* START Listing *

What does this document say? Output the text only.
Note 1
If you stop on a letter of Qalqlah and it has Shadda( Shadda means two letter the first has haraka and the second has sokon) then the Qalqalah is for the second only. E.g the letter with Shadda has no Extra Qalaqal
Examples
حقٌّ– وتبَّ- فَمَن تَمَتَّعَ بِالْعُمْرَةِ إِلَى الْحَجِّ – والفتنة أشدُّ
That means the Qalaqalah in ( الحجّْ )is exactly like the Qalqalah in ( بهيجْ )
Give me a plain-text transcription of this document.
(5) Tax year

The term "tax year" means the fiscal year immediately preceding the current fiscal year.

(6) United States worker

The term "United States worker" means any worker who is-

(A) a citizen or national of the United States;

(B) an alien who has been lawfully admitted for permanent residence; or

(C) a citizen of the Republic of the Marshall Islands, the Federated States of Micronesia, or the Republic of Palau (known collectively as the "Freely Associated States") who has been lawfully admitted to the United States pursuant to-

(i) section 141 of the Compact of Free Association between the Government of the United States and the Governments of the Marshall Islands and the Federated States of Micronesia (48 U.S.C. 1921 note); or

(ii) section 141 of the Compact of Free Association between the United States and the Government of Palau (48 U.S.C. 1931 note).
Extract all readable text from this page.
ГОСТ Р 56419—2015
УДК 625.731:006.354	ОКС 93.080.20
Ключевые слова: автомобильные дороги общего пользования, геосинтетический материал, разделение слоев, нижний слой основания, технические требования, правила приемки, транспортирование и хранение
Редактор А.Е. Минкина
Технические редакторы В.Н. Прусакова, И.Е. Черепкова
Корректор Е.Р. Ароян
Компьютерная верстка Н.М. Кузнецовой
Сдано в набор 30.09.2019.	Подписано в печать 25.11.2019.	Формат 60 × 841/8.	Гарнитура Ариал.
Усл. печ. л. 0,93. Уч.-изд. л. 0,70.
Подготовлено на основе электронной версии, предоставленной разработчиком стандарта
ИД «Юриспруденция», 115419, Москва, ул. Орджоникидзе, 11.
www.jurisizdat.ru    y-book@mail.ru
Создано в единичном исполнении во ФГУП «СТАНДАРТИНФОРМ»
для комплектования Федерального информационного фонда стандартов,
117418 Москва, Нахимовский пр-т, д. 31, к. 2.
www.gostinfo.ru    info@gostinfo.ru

* END Listing *

◆ Aim of the task: All of the data above should be transcribed exactly.

◆ Expected answer:
What does this document say? Output the text only.
Note 1
If you stop on a letter of Qalqlah and it has Shadda( Shadda means two letter the first has haraka and the second has sokon) then the Qalqalah is for the second only. E.g the letter with Shadda has no Extra Qalaqal
Examples
حقٌّ– وتبَّ- فَمَن تَمَتَّعَ بِالْعُمْرَةِ إِلَى الْحَجِّ – والفتنة أشدُّ
That means the Qalaqalah in ( الحجّْ )is exactly like the Qalqalah in ( بهيجْ )
Give me a plain-text transcription of this document.
(5) Tax year

The term "tax year" means the fiscal year immediately preceding the current fiscal year.

(6) United States worker

The term "United States worker" means any worker who is-

(A) a citizen or national of the United States;

(B) an alien who has been lawfully admitted for permanent residence; or

(C) a citizen of the Republic of the Marshall Islands, the Federated States of Micronesia, or the Republic of Palau (known collectively as the "Freely Associated States") who has been lawfully admitted to the United States pursuant to-

(i) section 141 of the Compact of Free Association between the Government of the United States and the Governments of the Marshall Islands and the Federated States of Micronesia (48 U.S.C. 1921 note); or

(ii) section 141 of the Compact of Free Association between the United States and the Government of Palau (48 U.S.C. 1931 note).
Extract all readable text from this page.
ГОСТ Р 56419—2015
УДК 625.731:006.354	ОКС 93.080.20
Ключевые слова: автомобильные дороги общего пользования, геосинтетический материал, разделение слоев, нижний слой основания, технические требования, правила приемки, транспортирование и хранение
Редактор А.Е. Минкина
Технические редакторы В.Н. Прусакова, И.Е. Черепкова
Корректор Е.Р. Ароян
Компьютерная верстка Н.М. Кузнецовой
Сдано в набор 30.09.2019.	Подписано в печать 25.11.2019.	Формат 60 × 841/8.	Гарнитура Ариал.
Усл. печ. л. 0,93. Уч.-изд. л. 0,70.
Подготовлено на основе электронной версии, предоставленной разработчиком стандарта
ИД «Юриспруденция», 115419, Москва, ул. Орджоникидзе, 11.
www.jurisizdat.ru    y-book@mail.ru
Создано в единичном исполнении во ФГУП «СТАНДАРТИНФОРМ»
для комплектования Федерального информационного фонда стандартов,
117418 Москва, Нахимовский пр-т, д. 31, к. 2.
www.gostinfo.ru    info@gostinfo.ru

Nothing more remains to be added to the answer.